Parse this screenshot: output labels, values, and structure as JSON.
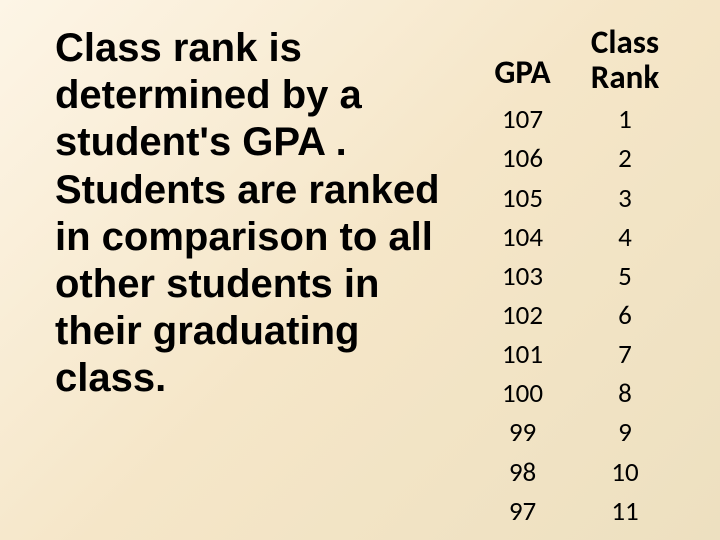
{
  "background_gradient": {
    "from": "#fdf5e6",
    "mid": "#f5e6c8",
    "to": "#ede0c0"
  },
  "text_color": "#000000",
  "body_text": {
    "content": "Class rank is determined by a student's GPA . Students are ranked in comparison to all other students in their graduating class.",
    "fontsize": 40,
    "font_weight": "bold"
  },
  "table": {
    "header": {
      "gpa_label": "GPA",
      "rank_label_line1": "Class",
      "rank_label_line2": "Rank",
      "fontsize": 33,
      "font_weight": "bold"
    },
    "row_fontsize": 27,
    "rows": [
      {
        "gpa": "107",
        "rank": "1"
      },
      {
        "gpa": "106",
        "rank": "2"
      },
      {
        "gpa": "105",
        "rank": "3"
      },
      {
        "gpa": "104",
        "rank": "4"
      },
      {
        "gpa": "103",
        "rank": "5"
      },
      {
        "gpa": "102",
        "rank": "6"
      },
      {
        "gpa": "101",
        "rank": "7"
      },
      {
        "gpa": "100",
        "rank": "8"
      },
      {
        "gpa": "99",
        "rank": "9"
      },
      {
        "gpa": "98",
        "rank": "10"
      },
      {
        "gpa": "97",
        "rank": "11"
      }
    ]
  }
}
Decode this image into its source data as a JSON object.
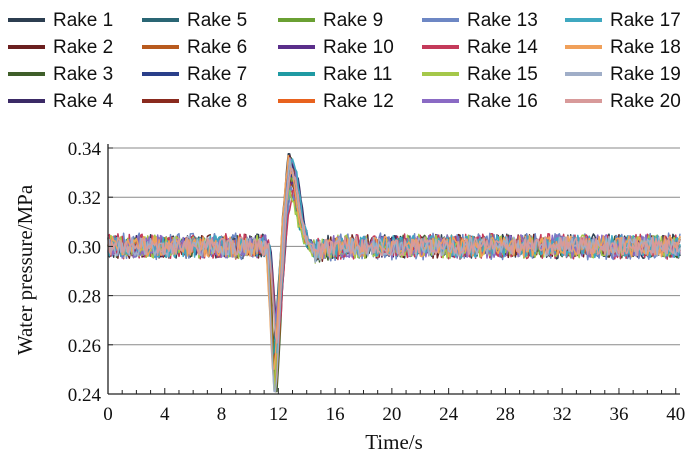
{
  "chart_data": {
    "type": "line",
    "title": "",
    "xlabel": "Time/s",
    "ylabel": "Water pressure/MPa",
    "xlim": [
      0,
      40.3
    ],
    "ylim": [
      0.24,
      0.34
    ],
    "xticks": [
      0,
      4,
      8,
      12,
      16,
      20,
      24,
      28,
      32,
      36,
      40
    ],
    "xtick_labels": [
      "0",
      "4",
      "8",
      "12",
      "16",
      "20",
      "24",
      "28",
      "32",
      "36",
      "40"
    ],
    "yticks": [
      0.24,
      0.26,
      0.28,
      0.3,
      0.32,
      0.34
    ],
    "ytick_labels": [
      "0.24",
      "0.26",
      "0.28",
      "0.30",
      "0.32",
      "0.34"
    ],
    "grid": "horizontal",
    "legend_position": "top",
    "event_profile": {
      "x": [
        0,
        11.3,
        11.55,
        11.8,
        12.1,
        12.5,
        12.85,
        13.2,
        13.6,
        14.0,
        14.6,
        15.3,
        16.5,
        40.3
      ],
      "y": [
        0.3,
        0.3,
        0.275,
        0.25,
        0.275,
        0.315,
        0.335,
        0.328,
        0.312,
        0.302,
        0.298,
        0.299,
        0.3,
        0.3
      ]
    },
    "baseline": 0.3,
    "noise_amplitude_MPa": 0.004,
    "sample_interval_s": 0.1,
    "series": [
      {
        "name": "Rake 1",
        "color": "#2c3e50"
      },
      {
        "name": "Rake 2",
        "color": "#6b1f1f"
      },
      {
        "name": "Rake 3",
        "color": "#3f5f2a"
      },
      {
        "name": "Rake 4",
        "color": "#3b2a66"
      },
      {
        "name": "Rake 5",
        "color": "#2a6674"
      },
      {
        "name": "Rake 6",
        "color": "#b85a1e"
      },
      {
        "name": "Rake 7",
        "color": "#2a3f8a"
      },
      {
        "name": "Rake 8",
        "color": "#8a2a1e"
      },
      {
        "name": "Rake 9",
        "color": "#6aa033"
      },
      {
        "name": "Rake 10",
        "color": "#5a2e8a"
      },
      {
        "name": "Rake 11",
        "color": "#1f9aa3"
      },
      {
        "name": "Rake 12",
        "color": "#e8621e"
      },
      {
        "name": "Rake 13",
        "color": "#6d87c4"
      },
      {
        "name": "Rake 14",
        "color": "#c43a5a"
      },
      {
        "name": "Rake 15",
        "color": "#a5c84a"
      },
      {
        "name": "Rake 16",
        "color": "#8a6ac4"
      },
      {
        "name": "Rake 17",
        "color": "#3fa8c0"
      },
      {
        "name": "Rake 18",
        "color": "#f0a05a"
      },
      {
        "name": "Rake 19",
        "color": "#a0aec8"
      },
      {
        "name": "Rake 20",
        "color": "#d89a9a"
      }
    ]
  }
}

◆ ◆ ◆ ◆ ◆ ◆ ◆

TASK GOAL
Omit the pictures and reproduce the listing exactly.

TASK RESPONSE
Parse this screenshot: output labels, values, and structure as JSON.
{
  "background_gradient": {
    "from": "#fdf5e6",
    "mid": "#f5e6c8",
    "to": "#ede0c0"
  },
  "text_color": "#000000",
  "body_text": {
    "content": "Class rank is determined by a student's GPA . Students are ranked in comparison to all other students in their graduating class.",
    "fontsize": 40,
    "font_weight": "bold"
  },
  "table": {
    "header": {
      "gpa_label": "GPA",
      "rank_label_line1": "Class",
      "rank_label_line2": "Rank",
      "fontsize": 33,
      "font_weight": "bold"
    },
    "row_fontsize": 27,
    "rows": [
      {
        "gpa": "107",
        "rank": "1"
      },
      {
        "gpa": "106",
        "rank": "2"
      },
      {
        "gpa": "105",
        "rank": "3"
      },
      {
        "gpa": "104",
        "rank": "4"
      },
      {
        "gpa": "103",
        "rank": "5"
      },
      {
        "gpa": "102",
        "rank": "6"
      },
      {
        "gpa": "101",
        "rank": "7"
      },
      {
        "gpa": "100",
        "rank": "8"
      },
      {
        "gpa": "99",
        "rank": "9"
      },
      {
        "gpa": "98",
        "rank": "10"
      },
      {
        "gpa": "97",
        "rank": "11"
      }
    ]
  }
}
Decode this image into its source data as a JSON object.
{
  "chart_data": {
    "type": "line",
    "title": "",
    "xlabel": "Time/s",
    "ylabel": "Water pressure/MPa",
    "xlim": [
      0,
      40.3
    ],
    "ylim": [
      0.24,
      0.34
    ],
    "xticks": [
      0,
      4,
      8,
      12,
      16,
      20,
      24,
      28,
      32,
      36,
      40
    ],
    "xtick_labels": [
      "0",
      "4",
      "8",
      "12",
      "16",
      "20",
      "24",
      "28",
      "32",
      "36",
      "40"
    ],
    "yticks": [
      0.24,
      0.26,
      0.28,
      0.3,
      0.32,
      0.34
    ],
    "ytick_labels": [
      "0.24",
      "0.26",
      "0.28",
      "0.30",
      "0.32",
      "0.34"
    ],
    "grid": "horizontal",
    "legend_position": "top",
    "event_profile": {
      "x": [
        0,
        11.3,
        11.55,
        11.8,
        12.1,
        12.5,
        12.85,
        13.2,
        13.6,
        14.0,
        14.6,
        15.3,
        16.5,
        40.3
      ],
      "y": [
        0.3,
        0.3,
        0.275,
        0.25,
        0.275,
        0.315,
        0.335,
        0.328,
        0.312,
        0.302,
        0.298,
        0.299,
        0.3,
        0.3
      ]
    },
    "baseline": 0.3,
    "noise_amplitude_MPa": 0.004,
    "sample_interval_s": 0.1,
    "series": [
      {
        "name": "Rake 1",
        "color": "#2c3e50"
      },
      {
        "name": "Rake 2",
        "color": "#6b1f1f"
      },
      {
        "name": "Rake 3",
        "color": "#3f5f2a"
      },
      {
        "name": "Rake 4",
        "color": "#3b2a66"
      },
      {
        "name": "Rake 5",
        "color": "#2a6674"
      },
      {
        "name": "Rake 6",
        "color": "#b85a1e"
      },
      {
        "name": "Rake 7",
        "color": "#2a3f8a"
      },
      {
        "name": "Rake 8",
        "color": "#8a2a1e"
      },
      {
        "name": "Rake 9",
        "color": "#6aa033"
      },
      {
        "name": "Rake 10",
        "color": "#5a2e8a"
      },
      {
        "name": "Rake 11",
        "color": "#1f9aa3"
      },
      {
        "name": "Rake 12",
        "color": "#e8621e"
      },
      {
        "name": "Rake 13",
        "color": "#6d87c4"
      },
      {
        "name": "Rake 14",
        "color": "#c43a5a"
      },
      {
        "name": "Rake 15",
        "color": "#a5c84a"
      },
      {
        "name": "Rake 16",
        "color": "#8a6ac4"
      },
      {
        "name": "Rake 17",
        "color": "#3fa8c0"
      },
      {
        "name": "Rake 18",
        "color": "#f0a05a"
      },
      {
        "name": "Rake 19",
        "color": "#a0aec8"
      },
      {
        "name": "Rake 20",
        "color": "#d89a9a"
      }
    ]
  }
}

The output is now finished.